INPUT:
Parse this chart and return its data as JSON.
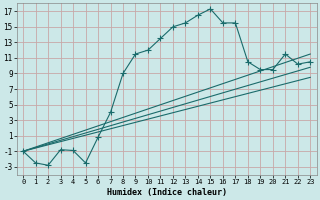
{
  "xlabel": "Humidex (Indice chaleur)",
  "ylabel": "",
  "bg_color": "#cce8e8",
  "grid_color": "#b0d0d0",
  "line_color": "#1a6b6b",
  "xlim": [
    -0.5,
    23.5
  ],
  "ylim": [
    -4,
    18
  ],
  "yticks": [
    -3,
    -1,
    1,
    3,
    5,
    7,
    9,
    11,
    13,
    15,
    17
  ],
  "xticks": [
    0,
    1,
    2,
    3,
    4,
    5,
    6,
    7,
    8,
    9,
    10,
    11,
    12,
    13,
    14,
    15,
    16,
    17,
    18,
    19,
    20,
    21,
    22,
    23
  ],
  "main_series": {
    "x": [
      0,
      1,
      2,
      3,
      4,
      5,
      6,
      7,
      8,
      9,
      10,
      11,
      12,
      13,
      14,
      15,
      16,
      17,
      18,
      19,
      20,
      21,
      22,
      23
    ],
    "y": [
      -1.0,
      -2.5,
      -2.8,
      -0.8,
      -0.9,
      -2.5,
      0.8,
      4.0,
      9.0,
      11.5,
      12.0,
      13.5,
      15.0,
      15.5,
      16.5,
      17.3,
      15.5,
      15.5,
      10.5,
      9.5,
      9.5,
      11.5,
      10.2,
      10.5
    ]
  },
  "straight_lines": [
    {
      "x": [
        0,
        23
      ],
      "y": [
        -1.0,
        11.5
      ]
    },
    {
      "x": [
        0,
        23
      ],
      "y": [
        -1.0,
        9.8
      ]
    },
    {
      "x": [
        0,
        23
      ],
      "y": [
        -1.0,
        8.5
      ]
    }
  ]
}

PROBLEM REQUIREMENTS:
Extract all the data above exactly, excluding every picture.

SOLUTION TO THE PROBLEM:
Parse this chart and return its data as JSON.
{
  "xlabel": "Humidex (Indice chaleur)",
  "ylabel": "",
  "bg_color": "#cce8e8",
  "grid_color": "#b0d0d0",
  "line_color": "#1a6b6b",
  "xlim": [
    -0.5,
    23.5
  ],
  "ylim": [
    -4,
    18
  ],
  "yticks": [
    -3,
    -1,
    1,
    3,
    5,
    7,
    9,
    11,
    13,
    15,
    17
  ],
  "xticks": [
    0,
    1,
    2,
    3,
    4,
    5,
    6,
    7,
    8,
    9,
    10,
    11,
    12,
    13,
    14,
    15,
    16,
    17,
    18,
    19,
    20,
    21,
    22,
    23
  ],
  "main_series": {
    "x": [
      0,
      1,
      2,
      3,
      4,
      5,
      6,
      7,
      8,
      9,
      10,
      11,
      12,
      13,
      14,
      15,
      16,
      17,
      18,
      19,
      20,
      21,
      22,
      23
    ],
    "y": [
      -1.0,
      -2.5,
      -2.8,
      -0.8,
      -0.9,
      -2.5,
      0.8,
      4.0,
      9.0,
      11.5,
      12.0,
      13.5,
      15.0,
      15.5,
      16.5,
      17.3,
      15.5,
      15.5,
      10.5,
      9.5,
      9.5,
      11.5,
      10.2,
      10.5
    ]
  },
  "straight_lines": [
    {
      "x": [
        0,
        23
      ],
      "y": [
        -1.0,
        11.5
      ]
    },
    {
      "x": [
        0,
        23
      ],
      "y": [
        -1.0,
        9.8
      ]
    },
    {
      "x": [
        0,
        23
      ],
      "y": [
        -1.0,
        8.5
      ]
    }
  ]
}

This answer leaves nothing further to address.